>> Start RECORDS FOR THIS TASK

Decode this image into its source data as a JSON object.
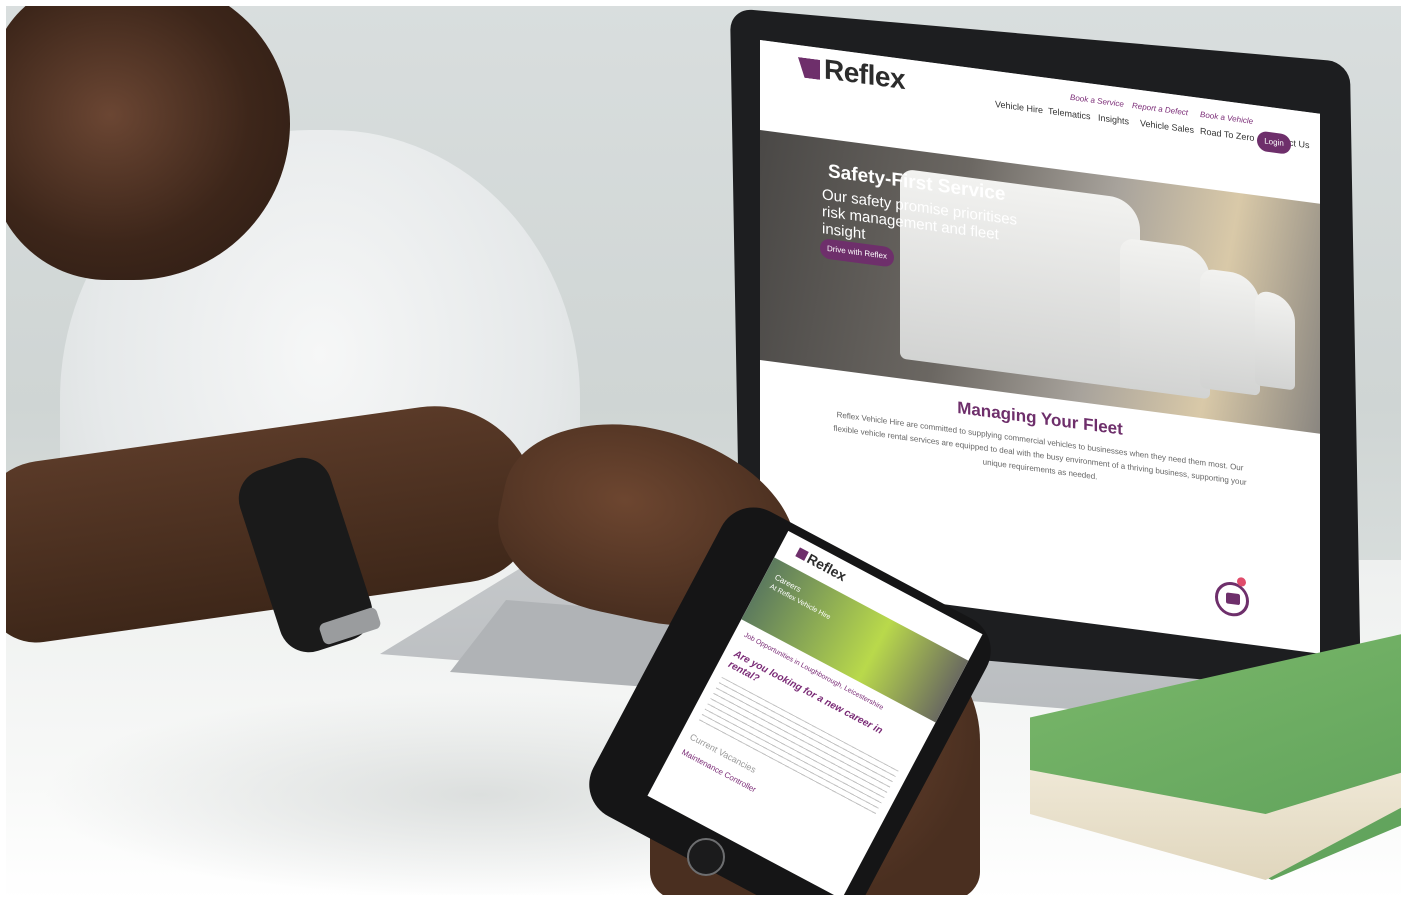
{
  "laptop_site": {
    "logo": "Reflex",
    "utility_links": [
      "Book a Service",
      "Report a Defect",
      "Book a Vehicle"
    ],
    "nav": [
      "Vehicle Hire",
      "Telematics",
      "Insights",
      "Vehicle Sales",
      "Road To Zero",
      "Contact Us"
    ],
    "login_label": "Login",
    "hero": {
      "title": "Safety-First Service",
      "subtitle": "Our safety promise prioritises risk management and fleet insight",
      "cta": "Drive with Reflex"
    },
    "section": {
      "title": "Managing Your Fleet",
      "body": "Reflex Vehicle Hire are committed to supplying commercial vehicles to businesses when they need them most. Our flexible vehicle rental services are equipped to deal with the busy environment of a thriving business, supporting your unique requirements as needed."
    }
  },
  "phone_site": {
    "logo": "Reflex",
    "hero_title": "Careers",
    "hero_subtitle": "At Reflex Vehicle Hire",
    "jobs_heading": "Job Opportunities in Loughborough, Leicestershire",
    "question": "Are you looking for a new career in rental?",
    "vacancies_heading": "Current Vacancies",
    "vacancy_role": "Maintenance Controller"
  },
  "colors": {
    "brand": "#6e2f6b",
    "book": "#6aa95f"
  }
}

>> End RECORDS FOR THIS TASK
>> Start RECORDS FOR THIS TASK

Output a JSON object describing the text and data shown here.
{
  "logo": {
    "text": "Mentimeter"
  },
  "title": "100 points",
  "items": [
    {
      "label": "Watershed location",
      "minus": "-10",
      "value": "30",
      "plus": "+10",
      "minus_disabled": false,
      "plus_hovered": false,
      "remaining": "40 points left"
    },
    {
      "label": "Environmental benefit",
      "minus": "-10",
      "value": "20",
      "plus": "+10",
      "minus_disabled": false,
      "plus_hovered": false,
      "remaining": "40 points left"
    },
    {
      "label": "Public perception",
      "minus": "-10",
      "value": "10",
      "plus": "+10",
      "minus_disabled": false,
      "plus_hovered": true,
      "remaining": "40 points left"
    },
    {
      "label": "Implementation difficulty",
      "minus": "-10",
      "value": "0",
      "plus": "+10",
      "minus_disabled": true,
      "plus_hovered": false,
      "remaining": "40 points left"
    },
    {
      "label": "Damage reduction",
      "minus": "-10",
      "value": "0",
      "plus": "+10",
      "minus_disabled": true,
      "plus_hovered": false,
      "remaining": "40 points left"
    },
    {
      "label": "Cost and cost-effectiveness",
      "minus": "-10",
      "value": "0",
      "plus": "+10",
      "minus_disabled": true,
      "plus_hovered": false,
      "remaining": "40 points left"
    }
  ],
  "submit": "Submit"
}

>> End RECORDS FOR THIS TASK
>> Start RECORDS FOR THIS TASK

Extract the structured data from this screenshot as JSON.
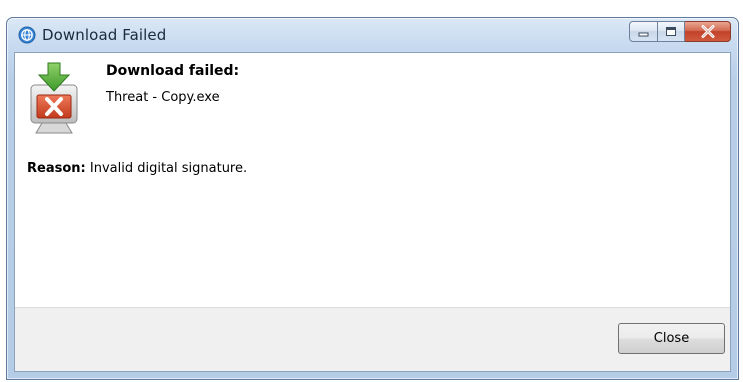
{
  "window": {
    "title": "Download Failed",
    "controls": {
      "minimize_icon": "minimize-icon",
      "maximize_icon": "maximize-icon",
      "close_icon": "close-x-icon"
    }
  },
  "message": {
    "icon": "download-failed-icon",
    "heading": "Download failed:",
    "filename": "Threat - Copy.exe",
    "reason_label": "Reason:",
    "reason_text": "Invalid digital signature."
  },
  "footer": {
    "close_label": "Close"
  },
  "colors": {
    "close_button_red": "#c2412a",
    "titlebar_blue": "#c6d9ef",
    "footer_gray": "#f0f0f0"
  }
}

>> End RECORDS FOR THIS TASK

## THE TASK
Show every line of the listing in which the string "Vehicle" can be found.

## REPLY
      "Book a Vehicle"
      "Vehicle Hire",
      "Vehicle Sales",
      "body": "Reflex Vehicle Hire are committed to supplying commercial vehicles to businesses when they need them most. Our flexible vehicle rental services are equipped to deal with the busy environment of a thriving business, supporting your unique requirements as needed."
    "hero_subtitle": "At Reflex Vehicle Hire",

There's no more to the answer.